| YOUR GOAL |
Give every line back verbatim, dropping all images.

| ENTRIES PROVIDED |
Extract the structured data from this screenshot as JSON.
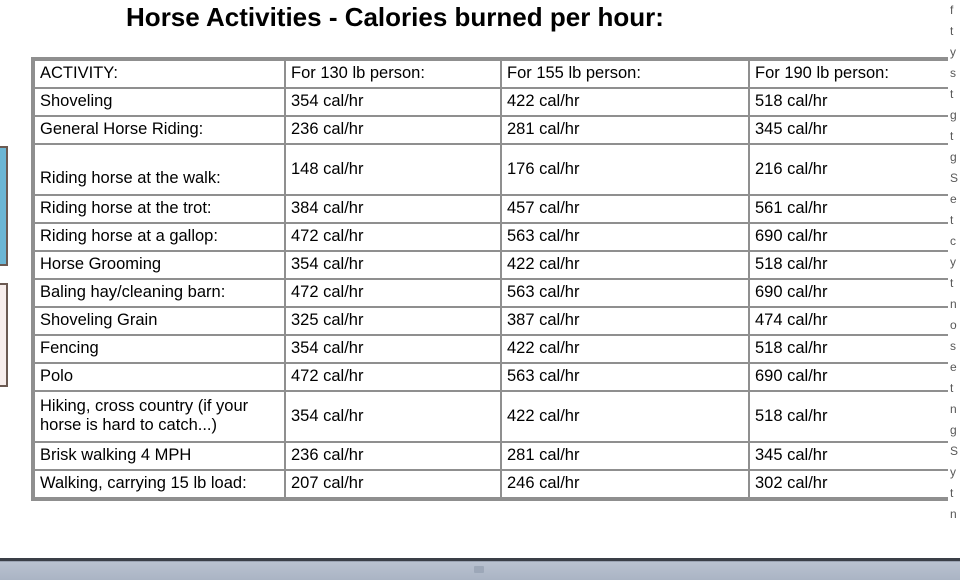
{
  "page": {
    "title": "Horse Activities - Calories burned per hour:"
  },
  "table": {
    "headers": [
      "ACTIVITY:",
      "For 130 lb person:",
      "For 155 lb person:",
      "For 190 lb person:"
    ],
    "rows": [
      {
        "activity": "Shoveling",
        "w130": "354 cal/hr",
        "w155": "422 cal/hr",
        "w190": "518 cal/hr"
      },
      {
        "activity": "General Horse Riding:",
        "w130": "236 cal/hr",
        "w155": "281 cal/hr",
        "w190": "345 cal/hr"
      },
      {
        "activity": "Riding horse at the walk:",
        "w130": "148 cal/hr",
        "w155": "176 cal/hr",
        "w190": "216 cal/hr"
      },
      {
        "activity": "Riding horse at the trot:",
        "w130": "384 cal/hr",
        "w155": "457 cal/hr",
        "w190": "561 cal/hr"
      },
      {
        "activity": "Riding horse at a gallop:",
        "w130": "472 cal/hr",
        "w155": "563 cal/hr",
        "w190": "690 cal/hr"
      },
      {
        "activity": "Horse Grooming",
        "w130": "354 cal/hr",
        "w155": "422 cal/hr",
        "w190": "518 cal/hr"
      },
      {
        "activity": "Baling hay/cleaning barn:",
        "w130": "472 cal/hr",
        "w155": "563 cal/hr",
        "w190": "690 cal/hr"
      },
      {
        "activity": "Shoveling Grain",
        "w130": "325 cal/hr",
        "w155": "387 cal/hr",
        "w190": "474 cal/hr"
      },
      {
        "activity": "Fencing",
        "w130": "354 cal/hr",
        "w155": "422 cal/hr",
        "w190": "518 cal/hr"
      },
      {
        "activity": "Polo",
        "w130": "472 cal/hr",
        "w155": "563 cal/hr",
        "w190": "690 cal/hr"
      },
      {
        "activity": "Hiking, cross country (if your horse is hard to catch...)",
        "w130": "354 cal/hr",
        "w155": "422 cal/hr",
        "w190": "518 cal/hr"
      },
      {
        "activity": "Brisk walking 4 MPH",
        "w130": "236 cal/hr",
        "w155": "281 cal/hr",
        "w190": "345 cal/hr"
      },
      {
        "activity": "Walking, carrying 15 lb load:",
        "w130": "207 cal/hr",
        "w155": "246 cal/hr",
        "w190": "302 cal/hr"
      }
    ]
  },
  "edge_widgets": {
    "blue_box_color": "#6cb6d4",
    "pink_box_color": "#f7eeec",
    "border_color": "#6b5a52"
  },
  "right_sliver": {
    "lines": [
      "f",
      "t",
      "y",
      "s",
      "t",
      "g",
      "t",
      "g",
      "S",
      "e",
      "t",
      "c",
      "y",
      "t",
      "n",
      "o",
      "s",
      "e",
      "t",
      "n",
      "g",
      "S",
      "y",
      "t",
      "n"
    ]
  },
  "bottom_bar": {
    "color": "#aeb8c8",
    "divider_color": "#3a3f47"
  }
}
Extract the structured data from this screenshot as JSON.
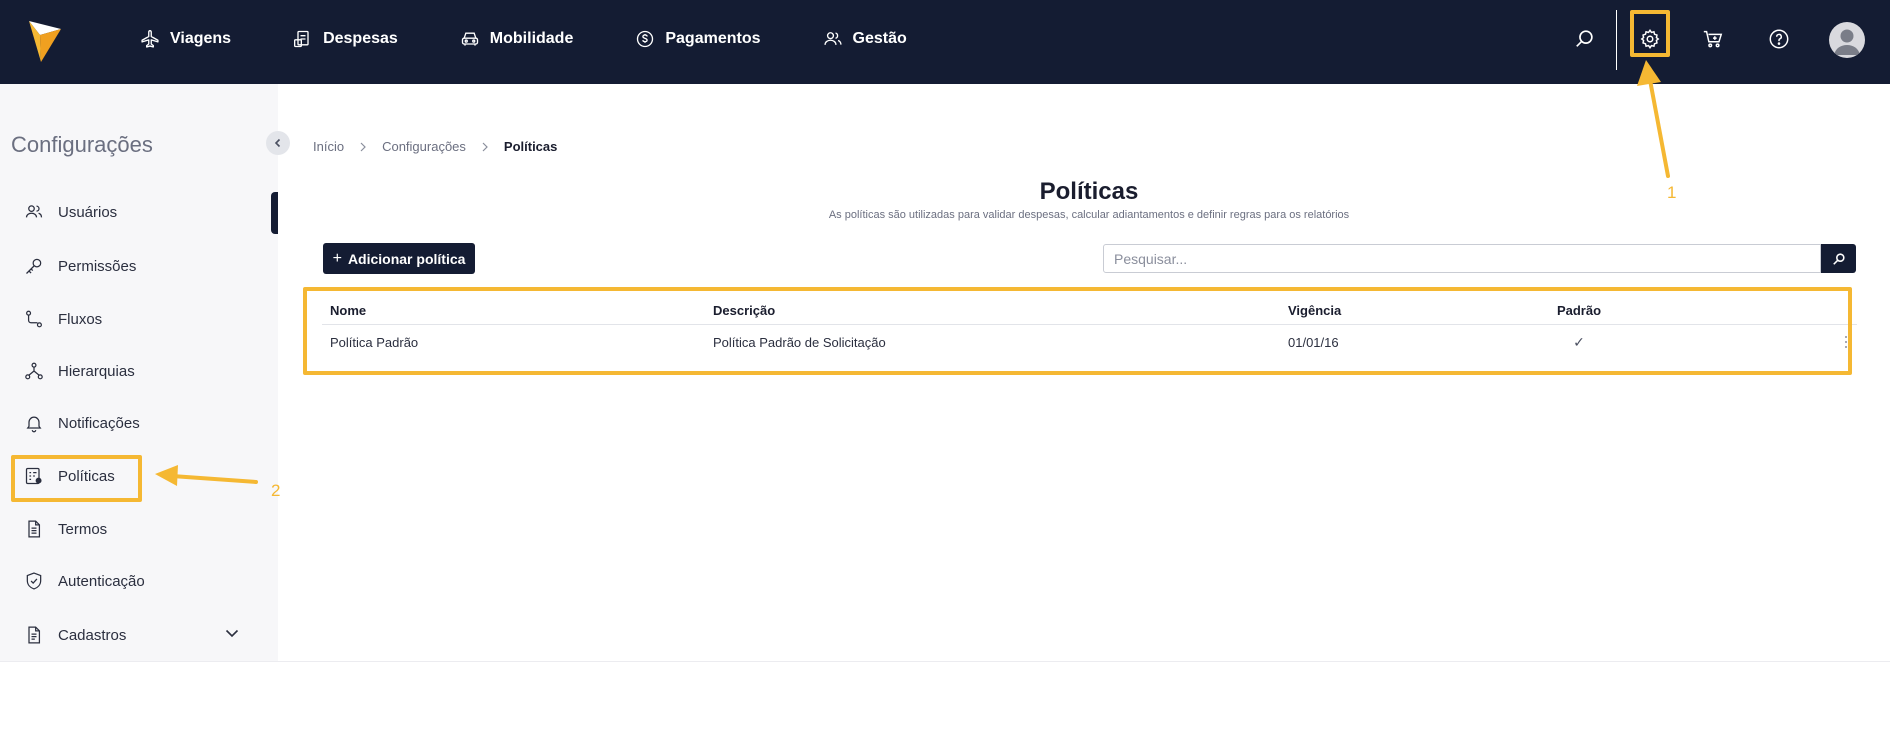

| SOLVED EXERCISE |
Extract the structured data from this screenshot as JSON.
{
  "page": {
    "title": "Horse Activities - Calories burned per hour:"
  },
  "table": {
    "headers": [
      "ACTIVITY:",
      "For 130 lb person:",
      "For 155 lb person:",
      "For 190 lb person:"
    ],
    "rows": [
      {
        "activity": "Shoveling",
        "w130": "354 cal/hr",
        "w155": "422 cal/hr",
        "w190": "518 cal/hr"
      },
      {
        "activity": "General Horse Riding:",
        "w130": "236 cal/hr",
        "w155": "281 cal/hr",
        "w190": "345 cal/hr"
      },
      {
        "activity": "Riding horse at the walk:",
        "w130": "148 cal/hr",
        "w155": "176 cal/hr",
        "w190": "216 cal/hr"
      },
      {
        "activity": "Riding horse at the trot:",
        "w130": "384 cal/hr",
        "w155": "457 cal/hr",
        "w190": "561 cal/hr"
      },
      {
        "activity": "Riding horse at a gallop:",
        "w130": "472 cal/hr",
        "w155": "563 cal/hr",
        "w190": "690 cal/hr"
      },
      {
        "activity": "Horse Grooming",
        "w130": "354 cal/hr",
        "w155": "422 cal/hr",
        "w190": "518 cal/hr"
      },
      {
        "activity": "Baling hay/cleaning barn:",
        "w130": "472 cal/hr",
        "w155": "563 cal/hr",
        "w190": "690 cal/hr"
      },
      {
        "activity": "Shoveling Grain",
        "w130": "325 cal/hr",
        "w155": "387 cal/hr",
        "w190": "474 cal/hr"
      },
      {
        "activity": "Fencing",
        "w130": "354 cal/hr",
        "w155": "422 cal/hr",
        "w190": "518 cal/hr"
      },
      {
        "activity": "Polo",
        "w130": "472 cal/hr",
        "w155": "563 cal/hr",
        "w190": "690 cal/hr"
      },
      {
        "activity": "Hiking, cross country (if your horse is hard to catch...)",
        "w130": "354 cal/hr",
        "w155": "422 cal/hr",
        "w190": "518 cal/hr"
      },
      {
        "activity": "Brisk walking 4 MPH",
        "w130": "236 cal/hr",
        "w155": "281 cal/hr",
        "w190": "345 cal/hr"
      },
      {
        "activity": "Walking, carrying 15 lb load:",
        "w130": "207 cal/hr",
        "w155": "246 cal/hr",
        "w190": "302 cal/hr"
      }
    ]
  },
  "edge_widgets": {
    "blue_box_color": "#6cb6d4",
    "pink_box_color": "#f7eeec",
    "border_color": "#6b5a52"
  },
  "right_sliver": {
    "lines": [
      "f",
      "t",
      "y",
      "s",
      "t",
      "g",
      "t",
      "g",
      "S",
      "e",
      "t",
      "c",
      "y",
      "t",
      "n",
      "o",
      "s",
      "e",
      "t",
      "n",
      "g",
      "S",
      "y",
      "t",
      "n"
    ]
  },
  "bottom_bar": {
    "color": "#aeb8c8",
    "divider_color": "#3a3f47"
  }
}
Extract the structured data from this screenshot as JSON.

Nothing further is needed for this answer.